DATA PROVIDED:
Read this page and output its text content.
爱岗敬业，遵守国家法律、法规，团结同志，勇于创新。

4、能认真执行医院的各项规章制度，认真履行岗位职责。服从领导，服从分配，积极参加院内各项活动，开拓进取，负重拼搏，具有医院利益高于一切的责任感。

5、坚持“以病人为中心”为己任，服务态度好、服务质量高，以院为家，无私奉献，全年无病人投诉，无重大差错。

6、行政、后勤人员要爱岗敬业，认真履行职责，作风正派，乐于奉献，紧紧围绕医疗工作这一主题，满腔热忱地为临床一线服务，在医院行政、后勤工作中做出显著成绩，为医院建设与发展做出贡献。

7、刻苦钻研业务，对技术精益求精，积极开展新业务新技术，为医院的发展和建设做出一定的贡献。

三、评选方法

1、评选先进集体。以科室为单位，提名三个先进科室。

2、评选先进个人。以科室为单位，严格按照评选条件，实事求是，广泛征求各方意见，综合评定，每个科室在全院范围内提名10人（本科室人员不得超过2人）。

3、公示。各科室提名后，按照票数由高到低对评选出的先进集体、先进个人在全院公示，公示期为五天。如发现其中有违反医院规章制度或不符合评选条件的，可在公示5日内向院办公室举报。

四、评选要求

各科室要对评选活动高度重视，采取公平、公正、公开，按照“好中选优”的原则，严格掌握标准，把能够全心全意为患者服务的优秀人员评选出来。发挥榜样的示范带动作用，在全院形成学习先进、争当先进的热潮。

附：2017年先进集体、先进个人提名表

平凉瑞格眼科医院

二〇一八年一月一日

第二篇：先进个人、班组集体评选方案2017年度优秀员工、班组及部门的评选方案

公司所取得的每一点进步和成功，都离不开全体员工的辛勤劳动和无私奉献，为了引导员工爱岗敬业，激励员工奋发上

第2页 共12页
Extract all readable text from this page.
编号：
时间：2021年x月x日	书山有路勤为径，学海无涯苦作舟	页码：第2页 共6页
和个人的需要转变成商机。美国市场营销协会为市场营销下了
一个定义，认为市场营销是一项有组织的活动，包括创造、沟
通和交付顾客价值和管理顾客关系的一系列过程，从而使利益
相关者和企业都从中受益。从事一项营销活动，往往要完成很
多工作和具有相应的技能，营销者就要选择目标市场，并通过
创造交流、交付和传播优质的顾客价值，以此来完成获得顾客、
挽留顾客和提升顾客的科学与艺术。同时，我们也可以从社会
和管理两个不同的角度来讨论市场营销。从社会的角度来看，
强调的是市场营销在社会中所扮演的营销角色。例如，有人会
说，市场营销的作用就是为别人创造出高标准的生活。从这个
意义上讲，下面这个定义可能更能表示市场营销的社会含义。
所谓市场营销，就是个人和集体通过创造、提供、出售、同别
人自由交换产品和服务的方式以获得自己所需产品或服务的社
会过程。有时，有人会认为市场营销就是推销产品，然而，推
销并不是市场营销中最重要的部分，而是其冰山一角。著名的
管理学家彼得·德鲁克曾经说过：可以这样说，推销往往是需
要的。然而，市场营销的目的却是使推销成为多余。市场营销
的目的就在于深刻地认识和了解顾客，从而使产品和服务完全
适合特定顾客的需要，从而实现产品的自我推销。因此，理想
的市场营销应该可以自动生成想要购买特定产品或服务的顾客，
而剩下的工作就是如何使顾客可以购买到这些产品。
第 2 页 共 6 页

GOAL:
Write out all of the records once more, exactly.

TASK SOLUTION:
Read this page and output its text content.
爱岗敬业，遵守国家法律、法规，团结同志，勇于创新。

4、能认真执行医院的各项规章制度，认真履行岗位职责。服从领导，服从分配，积极参加院内各项活动，开拓进取，负重拼搏，具有医院利益高于一切的责任感。

5、坚持“以病人为中心”为己任，服务态度好、服务质量高，以院为家，无私奉献，全年无病人投诉，无重大差错。

6、行政、后勤人员要爱岗敬业，认真履行职责，作风正派，乐于奉献，紧紧围绕医疗工作这一主题，满腔热忱地为临床一线服务，在医院行政、后勤工作中做出显著成绩，为医院建设与发展做出贡献。

7、刻苦钻研业务，对技术精益求精，积极开展新业务新技术，为医院的发展和建设做出一定的贡献。

三、评选方法

1、评选先进集体。以科室为单位，提名三个先进科室。

2、评选先进个人。以科室为单位，严格按照评选条件，实事求是，广泛征求各方意见，综合评定，每个科室在全院范围内提名10人（本科室人员不得超过2人）。

3、公示。各科室提名后，按照票数由高到低对评选出的先进集体、先进个人在全院公示，公示期为五天。如发现其中有违反医院规章制度或不符合评选条件的，可在公示5日内向院办公室举报。

四、评选要求

各科室要对评选活动高度重视，采取公平、公正、公开，按照“好中选优”的原则，严格掌握标准，把能够全心全意为患者服务的优秀人员评选出来。发挥榜样的示范带动作用，在全院形成学习先进、争当先进的热潮。

附：2017年先进集体、先进个人提名表

平凉瑞格眼科医院

二〇一八年一月一日

第二篇：先进个人、班组集体评选方案2017年度优秀员工、班组及部门的评选方案

公司所取得的每一点进步和成功，都离不开全体员工的辛勤劳动和无私奉献，为了引导员工爱岗敬业，激励员工奋发上

第2页 共12页
Extract all readable text from this page.
编号：
时间：2021年x月x日	书山有路勤为径，学海无涯苦作舟	页码：第2页 共6页
和个人的需要转变成商机。美国市场营销协会为市场营销下了
一个定义，认为市场营销是一项有组织的活动，包括创造、沟
通和交付顾客价值和管理顾客关系的一系列过程，从而使利益
相关者和企业都从中受益。从事一项营销活动，往往要完成很
多工作和具有相应的技能，营销者就要选择目标市场，并通过
创造交流、交付和传播优质的顾客价值，以此来完成获得顾客、
挽留顾客和提升顾客的科学与艺术。同时，我们也可以从社会
和管理两个不同的角度来讨论市场营销。从社会的角度来看，
强调的是市场营销在社会中所扮演的营销角色。例如，有人会
说，市场营销的作用就是为别人创造出高标准的生活。从这个
意义上讲，下面这个定义可能更能表示市场营销的社会含义。
所谓市场营销，就是个人和集体通过创造、提供、出售、同别
人自由交换产品和服务的方式以获得自己所需产品或服务的社
会过程。有时，有人会认为市场营销就是推销产品，然而，推
销并不是市场营销中最重要的部分，而是其冰山一角。著名的
管理学家彼得·德鲁克曾经说过：可以这样说，推销往往是需
要的。然而，市场营销的目的却是使推销成为多余。市场营销
的目的就在于深刻地认识和了解顾客，从而使产品和服务完全
适合特定顾客的需要，从而实现产品的自我推销。因此，理想
的市场营销应该可以自动生成想要购买特定产品或服务的顾客，
而剩下的工作就是如何使顾客可以购买到这些产品。
第 2 页 共 6 页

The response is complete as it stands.